- Task details: Print out each entry below exactly, please.

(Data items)

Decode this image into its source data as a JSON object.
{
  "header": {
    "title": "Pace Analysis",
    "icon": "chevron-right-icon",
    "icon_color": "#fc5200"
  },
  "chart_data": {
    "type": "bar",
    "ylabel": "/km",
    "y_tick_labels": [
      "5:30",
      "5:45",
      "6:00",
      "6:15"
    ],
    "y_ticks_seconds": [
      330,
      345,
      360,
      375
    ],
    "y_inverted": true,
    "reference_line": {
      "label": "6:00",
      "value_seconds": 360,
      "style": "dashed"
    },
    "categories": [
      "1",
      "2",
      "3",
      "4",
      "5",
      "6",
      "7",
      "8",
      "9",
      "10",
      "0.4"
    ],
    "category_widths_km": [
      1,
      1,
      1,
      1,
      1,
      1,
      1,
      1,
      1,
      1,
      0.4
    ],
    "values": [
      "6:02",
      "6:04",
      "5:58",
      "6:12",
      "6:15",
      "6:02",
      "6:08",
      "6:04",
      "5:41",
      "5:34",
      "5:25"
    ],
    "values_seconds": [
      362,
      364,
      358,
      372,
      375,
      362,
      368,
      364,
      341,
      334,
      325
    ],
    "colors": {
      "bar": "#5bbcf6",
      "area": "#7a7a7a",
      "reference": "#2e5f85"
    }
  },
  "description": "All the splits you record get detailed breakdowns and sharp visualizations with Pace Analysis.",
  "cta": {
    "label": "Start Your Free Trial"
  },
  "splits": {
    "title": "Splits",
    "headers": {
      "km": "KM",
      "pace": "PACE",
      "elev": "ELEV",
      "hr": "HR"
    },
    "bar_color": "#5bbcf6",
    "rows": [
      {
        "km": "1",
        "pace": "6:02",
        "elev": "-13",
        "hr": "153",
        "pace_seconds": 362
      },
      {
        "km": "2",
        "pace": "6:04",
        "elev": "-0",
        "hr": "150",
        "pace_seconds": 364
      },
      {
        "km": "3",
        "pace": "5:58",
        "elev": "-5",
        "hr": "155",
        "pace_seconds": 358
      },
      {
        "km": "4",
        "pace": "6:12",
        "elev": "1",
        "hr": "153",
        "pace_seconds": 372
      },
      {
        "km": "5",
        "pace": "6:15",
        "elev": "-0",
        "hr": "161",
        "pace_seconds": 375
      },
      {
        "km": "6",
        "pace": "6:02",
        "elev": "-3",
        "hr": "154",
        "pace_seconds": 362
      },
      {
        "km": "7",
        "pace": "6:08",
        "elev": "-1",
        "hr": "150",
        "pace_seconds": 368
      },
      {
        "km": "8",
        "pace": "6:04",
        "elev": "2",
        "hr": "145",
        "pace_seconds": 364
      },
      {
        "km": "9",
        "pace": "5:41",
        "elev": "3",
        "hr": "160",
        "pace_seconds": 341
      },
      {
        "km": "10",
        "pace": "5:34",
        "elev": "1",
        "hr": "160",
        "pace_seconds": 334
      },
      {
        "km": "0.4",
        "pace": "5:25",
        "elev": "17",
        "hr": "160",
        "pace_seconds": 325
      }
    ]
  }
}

- The response:
Decode this image into its source data as a JSON object.
{
  "header": {
    "title": "Pace Analysis",
    "icon": "chevron-right-icon",
    "icon_color": "#fc5200"
  },
  "chart_data": {
    "type": "bar",
    "ylabel": "/km",
    "y_tick_labels": [
      "5:30",
      "5:45",
      "6:00",
      "6:15"
    ],
    "y_ticks_seconds": [
      330,
      345,
      360,
      375
    ],
    "y_inverted": true,
    "reference_line": {
      "label": "6:00",
      "value_seconds": 360,
      "style": "dashed"
    },
    "categories": [
      "1",
      "2",
      "3",
      "4",
      "5",
      "6",
      "7",
      "8",
      "9",
      "10",
      "0.4"
    ],
    "category_widths_km": [
      1,
      1,
      1,
      1,
      1,
      1,
      1,
      1,
      1,
      1,
      0.4
    ],
    "values": [
      "6:02",
      "6:04",
      "5:58",
      "6:12",
      "6:15",
      "6:02",
      "6:08",
      "6:04",
      "5:41",
      "5:34",
      "5:25"
    ],
    "values_seconds": [
      362,
      364,
      358,
      372,
      375,
      362,
      368,
      364,
      341,
      334,
      325
    ],
    "colors": {
      "bar": "#5bbcf6",
      "area": "#7a7a7a",
      "reference": "#2e5f85"
    }
  },
  "description": "All the splits you record get detailed breakdowns and sharp visualizations with Pace Analysis.",
  "cta": {
    "label": "Start Your Free Trial"
  },
  "splits": {
    "title": "Splits",
    "headers": {
      "km": "KM",
      "pace": "PACE",
      "elev": "ELEV",
      "hr": "HR"
    },
    "bar_color": "#5bbcf6",
    "rows": [
      {
        "km": "1",
        "pace": "6:02",
        "elev": "-13",
        "hr": "153",
        "pace_seconds": 362
      },
      {
        "km": "2",
        "pace": "6:04",
        "elev": "-0",
        "hr": "150",
        "pace_seconds": 364
      },
      {
        "km": "3",
        "pace": "5:58",
        "elev": "-5",
        "hr": "155",
        "pace_seconds": 358
      },
      {
        "km": "4",
        "pace": "6:12",
        "elev": "1",
        "hr": "153",
        "pace_seconds": 372
      },
      {
        "km": "5",
        "pace": "6:15",
        "elev": "-0",
        "hr": "161",
        "pace_seconds": 375
      },
      {
        "km": "6",
        "pace": "6:02",
        "elev": "-3",
        "hr": "154",
        "pace_seconds": 362
      },
      {
        "km": "7",
        "pace": "6:08",
        "elev": "-1",
        "hr": "150",
        "pace_seconds": 368
      },
      {
        "km": "8",
        "pace": "6:04",
        "elev": "2",
        "hr": "145",
        "pace_seconds": 364
      },
      {
        "km": "9",
        "pace": "5:41",
        "elev": "3",
        "hr": "160",
        "pace_seconds": 341
      },
      {
        "km": "10",
        "pace": "5:34",
        "elev": "1",
        "hr": "160",
        "pace_seconds": 334
      },
      {
        "km": "0.4",
        "pace": "5:25",
        "elev": "17",
        "hr": "160",
        "pace_seconds": 325
      }
    ]
  }
}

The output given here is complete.